14. ENTIRE AGREEMENT

This Agreement constitutes the entire agreement between the parties, superseding all prior oral or written agreements, and the provisions hereof shall be binding upon the parties, their heirs, executors, administrators, successors and assigns and may not be modified or amended except in writing signed by both parties.

15. GOVERNING LAW AND ARBITRATION

This Agreement shall be construed and governed by the laws of the State of Pennsylvania; provided however, that the foregoing choice of law shall not be a waiver of Licensee's or Kings Grant's rights under any applicable State Law.

16. CONSTRUCTION AND SEVERABILITY

(a) Headings contained in this Agreement are for purposes of reference only and shall not affect the construction or interpretation of any provision of this Agreement.

(b) If any provision of this Agreement shall be determined to be wholly, invalid, such determination shall not affect any other provision in this Agreement.

(c) If any provision of this Agreement shall be determined to be partially invalid or unenforceable, the remainder of said provision should remain in full force according to the intent of the parties.

(d) This Agreement is intended to be gender neutral and therefore any reference or use of pronouns shall be deemed to include the other number and gender.

Records provided =
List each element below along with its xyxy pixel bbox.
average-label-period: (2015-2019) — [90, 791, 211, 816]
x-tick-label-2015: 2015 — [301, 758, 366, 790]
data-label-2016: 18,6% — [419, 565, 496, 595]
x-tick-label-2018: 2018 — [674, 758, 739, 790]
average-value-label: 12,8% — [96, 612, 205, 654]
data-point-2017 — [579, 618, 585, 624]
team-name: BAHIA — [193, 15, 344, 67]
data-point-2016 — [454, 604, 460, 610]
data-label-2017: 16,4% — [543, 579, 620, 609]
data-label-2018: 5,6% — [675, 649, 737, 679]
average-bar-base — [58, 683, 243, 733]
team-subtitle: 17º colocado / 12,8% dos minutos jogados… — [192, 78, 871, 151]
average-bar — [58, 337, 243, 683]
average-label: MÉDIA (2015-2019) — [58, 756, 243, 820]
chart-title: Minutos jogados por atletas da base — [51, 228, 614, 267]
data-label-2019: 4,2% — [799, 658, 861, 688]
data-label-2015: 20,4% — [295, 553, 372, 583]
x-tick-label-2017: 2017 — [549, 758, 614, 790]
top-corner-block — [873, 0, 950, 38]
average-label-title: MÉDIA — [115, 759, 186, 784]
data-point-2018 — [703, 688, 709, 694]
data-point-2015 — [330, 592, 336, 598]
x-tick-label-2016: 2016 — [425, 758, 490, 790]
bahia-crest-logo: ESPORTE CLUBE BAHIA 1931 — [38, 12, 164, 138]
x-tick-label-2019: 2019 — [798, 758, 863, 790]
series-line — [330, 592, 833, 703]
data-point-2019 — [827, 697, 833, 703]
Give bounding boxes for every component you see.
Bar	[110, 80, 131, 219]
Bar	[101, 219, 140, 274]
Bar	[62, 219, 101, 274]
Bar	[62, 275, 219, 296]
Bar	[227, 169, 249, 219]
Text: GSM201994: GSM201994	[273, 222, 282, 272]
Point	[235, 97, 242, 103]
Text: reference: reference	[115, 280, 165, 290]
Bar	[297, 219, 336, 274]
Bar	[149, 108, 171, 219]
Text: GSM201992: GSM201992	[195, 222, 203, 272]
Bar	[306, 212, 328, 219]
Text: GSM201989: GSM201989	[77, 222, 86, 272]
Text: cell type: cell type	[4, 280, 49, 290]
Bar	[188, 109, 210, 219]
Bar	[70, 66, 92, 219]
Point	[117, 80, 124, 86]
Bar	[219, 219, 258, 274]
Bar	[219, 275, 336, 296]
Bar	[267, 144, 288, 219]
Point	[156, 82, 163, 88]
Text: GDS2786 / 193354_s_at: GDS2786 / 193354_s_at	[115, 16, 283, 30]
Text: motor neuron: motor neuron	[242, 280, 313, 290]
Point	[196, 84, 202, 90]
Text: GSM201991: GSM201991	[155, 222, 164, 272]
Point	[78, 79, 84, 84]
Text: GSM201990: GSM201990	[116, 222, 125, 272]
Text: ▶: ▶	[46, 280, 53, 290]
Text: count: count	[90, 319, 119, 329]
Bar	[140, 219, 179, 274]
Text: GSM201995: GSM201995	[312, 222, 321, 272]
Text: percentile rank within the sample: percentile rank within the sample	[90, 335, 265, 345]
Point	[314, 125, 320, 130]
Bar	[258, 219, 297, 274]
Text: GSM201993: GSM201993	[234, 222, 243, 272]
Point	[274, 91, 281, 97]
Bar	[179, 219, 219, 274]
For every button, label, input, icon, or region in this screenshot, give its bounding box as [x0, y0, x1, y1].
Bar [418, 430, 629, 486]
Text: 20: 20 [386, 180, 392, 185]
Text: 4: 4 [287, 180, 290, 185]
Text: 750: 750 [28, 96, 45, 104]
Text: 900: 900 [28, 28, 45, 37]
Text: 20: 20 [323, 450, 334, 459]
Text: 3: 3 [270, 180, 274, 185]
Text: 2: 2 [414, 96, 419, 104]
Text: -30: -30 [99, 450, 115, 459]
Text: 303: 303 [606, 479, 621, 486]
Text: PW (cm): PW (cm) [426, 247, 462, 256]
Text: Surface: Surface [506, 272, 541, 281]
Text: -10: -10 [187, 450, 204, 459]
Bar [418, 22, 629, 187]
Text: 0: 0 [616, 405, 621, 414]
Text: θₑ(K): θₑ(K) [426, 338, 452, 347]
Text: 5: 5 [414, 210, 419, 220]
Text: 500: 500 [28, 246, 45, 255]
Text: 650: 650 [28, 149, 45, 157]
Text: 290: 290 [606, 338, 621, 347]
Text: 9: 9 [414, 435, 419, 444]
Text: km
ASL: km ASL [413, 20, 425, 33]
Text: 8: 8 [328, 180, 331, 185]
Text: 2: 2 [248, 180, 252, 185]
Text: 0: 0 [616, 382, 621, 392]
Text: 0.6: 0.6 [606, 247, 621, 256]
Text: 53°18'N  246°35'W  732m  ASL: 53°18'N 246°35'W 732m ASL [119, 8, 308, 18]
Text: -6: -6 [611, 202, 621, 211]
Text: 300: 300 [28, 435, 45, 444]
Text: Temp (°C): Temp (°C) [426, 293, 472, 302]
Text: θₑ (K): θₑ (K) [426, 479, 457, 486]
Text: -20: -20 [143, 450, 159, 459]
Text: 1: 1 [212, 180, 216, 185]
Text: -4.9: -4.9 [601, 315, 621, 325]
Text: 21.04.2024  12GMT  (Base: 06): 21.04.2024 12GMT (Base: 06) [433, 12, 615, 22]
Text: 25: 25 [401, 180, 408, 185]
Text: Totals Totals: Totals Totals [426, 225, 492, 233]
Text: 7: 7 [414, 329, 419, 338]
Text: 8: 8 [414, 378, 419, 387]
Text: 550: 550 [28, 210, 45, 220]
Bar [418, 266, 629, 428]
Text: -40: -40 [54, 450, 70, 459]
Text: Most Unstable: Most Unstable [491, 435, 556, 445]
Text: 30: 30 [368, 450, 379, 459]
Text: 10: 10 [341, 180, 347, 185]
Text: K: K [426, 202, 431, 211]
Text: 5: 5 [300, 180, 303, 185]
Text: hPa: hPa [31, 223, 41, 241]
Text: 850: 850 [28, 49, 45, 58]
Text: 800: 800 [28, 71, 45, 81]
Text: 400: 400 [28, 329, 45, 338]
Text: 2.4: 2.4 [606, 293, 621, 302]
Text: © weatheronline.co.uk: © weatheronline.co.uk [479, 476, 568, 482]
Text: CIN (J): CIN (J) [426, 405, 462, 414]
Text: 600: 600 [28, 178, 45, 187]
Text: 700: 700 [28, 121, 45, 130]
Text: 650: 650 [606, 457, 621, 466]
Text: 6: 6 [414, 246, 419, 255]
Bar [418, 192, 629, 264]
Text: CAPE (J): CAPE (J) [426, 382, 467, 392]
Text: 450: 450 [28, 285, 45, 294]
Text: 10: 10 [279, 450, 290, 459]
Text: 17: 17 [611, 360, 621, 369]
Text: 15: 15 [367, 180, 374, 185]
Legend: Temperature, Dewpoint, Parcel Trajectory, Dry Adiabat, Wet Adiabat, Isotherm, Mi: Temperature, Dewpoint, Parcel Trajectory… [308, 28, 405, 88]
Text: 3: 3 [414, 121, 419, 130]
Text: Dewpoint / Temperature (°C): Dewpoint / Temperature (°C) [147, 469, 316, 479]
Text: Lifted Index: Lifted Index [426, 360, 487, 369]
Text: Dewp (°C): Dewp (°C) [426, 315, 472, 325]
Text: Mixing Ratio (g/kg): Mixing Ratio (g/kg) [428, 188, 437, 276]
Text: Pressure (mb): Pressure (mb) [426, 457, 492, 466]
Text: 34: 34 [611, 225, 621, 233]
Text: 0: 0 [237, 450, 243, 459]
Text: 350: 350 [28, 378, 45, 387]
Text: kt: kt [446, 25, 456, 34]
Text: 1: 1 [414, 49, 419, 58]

Task item =
Pick up the license agreement text after its last clause, 16(d), and write the next part. The items can be set aside; they are not needed here.

Answer to this task =
(e) This Agreement is intended to be gender neutral and therefore any reference or use of pronouns shall be deemed to include the other number and gender.

17. BINDING OBLIGATIONS

This Agreement shall be binding upon the parties and their respective heirs, legal representatives, successors, and assigns.

18. AUTHORIZED VOLUNTARY EXECUTION

Both parties hereto represent that they have read and understand the contents of this Agreement and the attachments hereto and that they are authorized to execute this Agreement on behalf of the respective parties hereto.

19. EXCLUSIVE PROPERTY

The form and content of this Agreement and customers are the exclusive property of Kings Grant and may not be reproduced in whole or in part or disclosed by Licensee or others, without the prior written consent of Kings Grant or as otherwise permitted in this Agreement.